_Exercise_
Each entry should be quoted word for word, including every mark of punctuation.

_Supplied records_
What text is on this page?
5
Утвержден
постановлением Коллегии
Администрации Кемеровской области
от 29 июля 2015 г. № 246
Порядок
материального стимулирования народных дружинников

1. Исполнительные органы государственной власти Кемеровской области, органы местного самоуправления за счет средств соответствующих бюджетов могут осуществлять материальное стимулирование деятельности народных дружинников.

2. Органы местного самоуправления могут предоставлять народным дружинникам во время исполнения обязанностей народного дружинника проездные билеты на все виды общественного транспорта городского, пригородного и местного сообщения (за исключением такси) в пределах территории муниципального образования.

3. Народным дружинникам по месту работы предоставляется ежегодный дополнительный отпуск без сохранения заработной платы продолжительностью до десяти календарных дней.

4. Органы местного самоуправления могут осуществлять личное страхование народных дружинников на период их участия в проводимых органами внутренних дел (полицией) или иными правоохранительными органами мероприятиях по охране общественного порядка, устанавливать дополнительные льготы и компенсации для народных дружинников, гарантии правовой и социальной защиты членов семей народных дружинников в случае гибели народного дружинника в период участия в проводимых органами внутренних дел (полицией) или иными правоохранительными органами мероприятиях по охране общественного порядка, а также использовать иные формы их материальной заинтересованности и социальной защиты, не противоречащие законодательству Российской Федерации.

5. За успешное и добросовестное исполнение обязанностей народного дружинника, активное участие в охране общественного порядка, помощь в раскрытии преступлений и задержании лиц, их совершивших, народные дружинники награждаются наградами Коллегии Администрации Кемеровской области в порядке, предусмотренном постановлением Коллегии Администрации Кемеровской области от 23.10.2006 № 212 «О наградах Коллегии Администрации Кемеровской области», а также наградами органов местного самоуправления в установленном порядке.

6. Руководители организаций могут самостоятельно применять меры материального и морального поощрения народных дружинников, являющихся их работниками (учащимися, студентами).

_Result of this task_
What text is on this page?
5
Утвержден
постановлением Коллегии
Администрации Кемеровской области
от 29 июля 2015 г. № 246
Порядок
материального стимулирования народных дружинников

1. Исполнительные органы государственной власти Кемеровской области, органы местного самоуправления за счет средств соответствующих бюджетов могут осуществлять материальное стимулирование деятельности народных дружинников.

2. Органы местного самоуправления могут предоставлять народным дружинникам во время исполнения обязанностей народного дружинника проездные билеты на все виды общественного транспорта городского, пригородного и местного сообщения (за исключением такси) в пределах территории муниципального образования.

3. Народным дружинникам по месту работы предоставляется ежегодный дополнительный отпуск без сохранения заработной платы продолжительностью до десяти календарных дней.

4. Органы местного самоуправления могут осуществлять личное страхование народных дружинников на период их участия в проводимых органами внутренних дел (полицией) или иными правоохранительными органами мероприятиях по охране общественного порядка, устанавливать дополнительные льготы и компенсации для народных дружинников, гарантии правовой и социальной защиты членов семей народных дружинников в случае гибели народного дружинника в период участия в проводимых органами внутренних дел (полицией) или иными правоохранительными органами мероприятиях по охране общественного порядка, а также использовать иные формы их материальной заинтересованности и социальной защиты, не противоречащие законодательству Российской Федерации.

5. За успешное и добросовестное исполнение обязанностей народного дружинника, активное участие в охране общественного порядка, помощь в раскрытии преступлений и задержании лиц, их совершивших, народные дружинники награждаются наградами Коллегии Администрации Кемеровской области в порядке, предусмотренном постановлением Коллегии Администрации Кемеровской области от 23.10.2006 № 212 «О наградах Коллегии Администрации Кемеровской области», а также наградами органов местного самоуправления в установленном порядке.

6. Руководители организаций могут самостоятельно применять меры материального и морального поощрения народных дружинников, являющихся их работниками (учащимися, студентами).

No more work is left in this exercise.